Problem statement: The entire listing is to be repeated verbatim.

Provided records:
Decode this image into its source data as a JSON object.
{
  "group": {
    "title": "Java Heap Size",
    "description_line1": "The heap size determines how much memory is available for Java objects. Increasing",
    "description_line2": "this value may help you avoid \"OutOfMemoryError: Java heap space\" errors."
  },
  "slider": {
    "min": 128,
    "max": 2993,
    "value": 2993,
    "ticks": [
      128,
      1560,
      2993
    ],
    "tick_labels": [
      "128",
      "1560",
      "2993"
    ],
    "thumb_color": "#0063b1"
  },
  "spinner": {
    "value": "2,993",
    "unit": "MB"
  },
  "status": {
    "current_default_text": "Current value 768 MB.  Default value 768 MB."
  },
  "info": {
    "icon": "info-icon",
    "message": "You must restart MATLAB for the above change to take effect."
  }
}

Answer to this exercise:
Decode this image into its source data as a JSON object.
{
  "group": {
    "title": "Java Heap Size",
    "description_line1": "The heap size determines how much memory is available for Java objects. Increasing",
    "description_line2": "this value may help you avoid \"OutOfMemoryError: Java heap space\" errors."
  },
  "slider": {
    "min": 128,
    "max": 2993,
    "value": 2993,
    "ticks": [
      128,
      1560,
      2993
    ],
    "tick_labels": [
      "128",
      "1560",
      "2993"
    ],
    "thumb_color": "#0063b1"
  },
  "spinner": {
    "value": "2,993",
    "unit": "MB"
  },
  "status": {
    "current_default_text": "Current value 768 MB.  Default value 768 MB."
  },
  "info": {
    "icon": "info-icon",
    "message": "You must restart MATLAB for the above change to take effect."
  }
}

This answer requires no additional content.